> AIM OF THE EXERCISE
Rename "list-item" to "list-entry" throughout the records below and reproduce them with no other changes.

> Spatial layout data
-- begin --
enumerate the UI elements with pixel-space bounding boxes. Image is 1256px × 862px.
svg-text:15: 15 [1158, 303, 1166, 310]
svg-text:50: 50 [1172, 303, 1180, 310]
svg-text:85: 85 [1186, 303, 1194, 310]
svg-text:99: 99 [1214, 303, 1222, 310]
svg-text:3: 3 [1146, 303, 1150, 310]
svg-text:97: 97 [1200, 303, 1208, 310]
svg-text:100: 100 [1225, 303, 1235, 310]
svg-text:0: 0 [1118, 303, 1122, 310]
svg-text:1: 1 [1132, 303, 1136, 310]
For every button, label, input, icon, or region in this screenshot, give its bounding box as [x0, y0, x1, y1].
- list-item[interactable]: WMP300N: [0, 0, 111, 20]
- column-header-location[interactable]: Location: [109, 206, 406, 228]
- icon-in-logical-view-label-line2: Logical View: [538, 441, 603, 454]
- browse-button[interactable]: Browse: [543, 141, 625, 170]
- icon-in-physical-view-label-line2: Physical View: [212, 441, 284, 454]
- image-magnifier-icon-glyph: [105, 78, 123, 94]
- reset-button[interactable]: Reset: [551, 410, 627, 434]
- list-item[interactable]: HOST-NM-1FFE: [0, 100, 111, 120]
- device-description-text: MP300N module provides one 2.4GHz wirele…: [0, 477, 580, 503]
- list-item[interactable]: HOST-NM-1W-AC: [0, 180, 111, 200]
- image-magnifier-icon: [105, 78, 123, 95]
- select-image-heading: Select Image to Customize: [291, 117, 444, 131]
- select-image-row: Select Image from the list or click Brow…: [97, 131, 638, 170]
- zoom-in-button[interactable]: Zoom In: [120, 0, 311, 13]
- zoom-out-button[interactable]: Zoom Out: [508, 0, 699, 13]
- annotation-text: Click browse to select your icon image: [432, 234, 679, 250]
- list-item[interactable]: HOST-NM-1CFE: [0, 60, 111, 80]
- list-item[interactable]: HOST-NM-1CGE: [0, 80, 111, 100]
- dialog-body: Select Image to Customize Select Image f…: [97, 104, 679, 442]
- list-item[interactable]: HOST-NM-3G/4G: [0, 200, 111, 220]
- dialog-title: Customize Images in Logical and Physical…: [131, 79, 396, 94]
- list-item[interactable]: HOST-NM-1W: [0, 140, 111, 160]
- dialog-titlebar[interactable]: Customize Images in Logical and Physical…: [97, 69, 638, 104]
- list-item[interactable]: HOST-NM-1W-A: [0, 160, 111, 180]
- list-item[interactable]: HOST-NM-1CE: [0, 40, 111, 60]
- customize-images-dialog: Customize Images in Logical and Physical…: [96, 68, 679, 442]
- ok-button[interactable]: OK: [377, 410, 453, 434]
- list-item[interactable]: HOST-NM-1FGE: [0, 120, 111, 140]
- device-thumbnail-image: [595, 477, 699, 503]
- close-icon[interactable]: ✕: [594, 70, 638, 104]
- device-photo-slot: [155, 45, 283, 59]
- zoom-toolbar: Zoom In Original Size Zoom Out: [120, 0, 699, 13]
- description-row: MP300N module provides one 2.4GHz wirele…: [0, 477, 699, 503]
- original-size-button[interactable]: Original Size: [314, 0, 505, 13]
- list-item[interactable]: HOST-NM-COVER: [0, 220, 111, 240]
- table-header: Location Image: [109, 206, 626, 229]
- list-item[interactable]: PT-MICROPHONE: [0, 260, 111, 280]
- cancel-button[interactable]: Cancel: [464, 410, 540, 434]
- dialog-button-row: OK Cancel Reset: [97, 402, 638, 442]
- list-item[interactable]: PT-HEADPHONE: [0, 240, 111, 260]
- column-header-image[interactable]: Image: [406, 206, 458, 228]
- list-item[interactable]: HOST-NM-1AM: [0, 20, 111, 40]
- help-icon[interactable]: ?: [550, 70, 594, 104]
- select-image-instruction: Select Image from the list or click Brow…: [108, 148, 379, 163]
-- end --
> ANSWER TO THE TASK
enumerate the UI elements with pixel-space bounding boxes. Image is 1256px × 862px.
svg-text:15: 15 [1158, 303, 1166, 310]
svg-text:50: 50 [1172, 303, 1180, 310]
svg-text:85: 85 [1186, 303, 1194, 310]
svg-text:99: 99 [1214, 303, 1222, 310]
svg-text:3: 3 [1146, 303, 1150, 310]
svg-text:97: 97 [1200, 303, 1208, 310]
svg-text:100: 100 [1225, 303, 1235, 310]
svg-text:0: 0 [1118, 303, 1122, 310]
svg-text:1: 1 [1132, 303, 1136, 310]
For every button, label, input, icon, or region in this screenshot, give its bounding box as [x0, y0, x1, y1].
- list-entry[interactable]: WMP300N: [0, 0, 111, 20]
- column-header-location[interactable]: Location: [109, 206, 406, 228]
- icon-in-logical-view-label-line2: Logical View: [538, 441, 603, 454]
- browse-button[interactable]: Browse: [543, 141, 625, 170]
- icon-in-physical-view-label-line2: Physical View: [212, 441, 284, 454]
- image-magnifier-icon-glyph: [105, 78, 123, 94]
- reset-button[interactable]: Reset: [551, 410, 627, 434]
- list-entry[interactable]: HOST-NM-1FFE: [0, 100, 111, 120]
- device-description-text: MP300N module provides one 2.4GHz wirele…: [0, 477, 580, 503]
- list-entry[interactable]: HOST-NM-1W-AC: [0, 180, 111, 200]
- image-magnifier-icon: [105, 78, 123, 95]
- select-image-heading: Select Image to Customize: [291, 117, 444, 131]
- select-image-row: Select Image from the list or click Brow…: [97, 131, 638, 170]
- zoom-in-button[interactable]: Zoom In: [120, 0, 311, 13]
- zoom-out-button[interactable]: Zoom Out: [508, 0, 699, 13]
- annotation-text: Click browse to select your icon image: [432, 234, 679, 250]
- list-entry[interactable]: HOST-NM-1CFE: [0, 60, 111, 80]
- list-entry[interactable]: HOST-NM-1CGE: [0, 80, 111, 100]
- dialog-body: Select Image to Customize Select Image f…: [97, 104, 679, 442]
- list-entry[interactable]: HOST-NM-3G/4G: [0, 200, 111, 220]
- dialog-title: Customize Images in Logical and Physical…: [131, 79, 396, 94]
- list-entry[interactable]: HOST-NM-1W: [0, 140, 111, 160]
- dialog-titlebar[interactable]: Customize Images in Logical and Physical…: [97, 69, 638, 104]
- list-entry[interactable]: HOST-NM-1W-A: [0, 160, 111, 180]
- list-entry[interactable]: HOST-NM-1CE: [0, 40, 111, 60]
- customize-images-dialog: Customize Images in Logical and Physical…: [96, 68, 679, 442]
- ok-button[interactable]: OK: [377, 410, 453, 434]
- list-entry[interactable]: HOST-NM-1FGE: [0, 120, 111, 140]
- device-thumbnail-image: [595, 477, 699, 503]
- close-icon[interactable]: ✕: [594, 70, 638, 104]
- device-photo-slot: [155, 45, 283, 59]
- zoom-toolbar: Zoom In Original Size Zoom Out: [120, 0, 699, 13]
- description-row: MP300N module provides one 2.4GHz wirele…: [0, 477, 699, 503]
- original-size-button[interactable]: Original Size: [314, 0, 505, 13]
- list-entry[interactable]: HOST-NM-COVER: [0, 220, 111, 240]
- table-header: Location Image: [109, 206, 626, 229]
- list-entry[interactable]: PT-MICROPHONE: [0, 260, 111, 280]
- cancel-button[interactable]: Cancel: [464, 410, 540, 434]
- dialog-button-row: OK Cancel Reset: [97, 402, 638, 442]
- list-entry[interactable]: PT-HEADPHONE: [0, 240, 111, 260]
- column-header-image[interactable]: Image: [406, 206, 458, 228]
- list-entry[interactable]: HOST-NM-1AM: [0, 20, 111, 40]
- help-icon[interactable]: ?: [550, 70, 594, 104]
- select-image-instruction: Select Image from the list or click Brow…: [108, 148, 379, 163]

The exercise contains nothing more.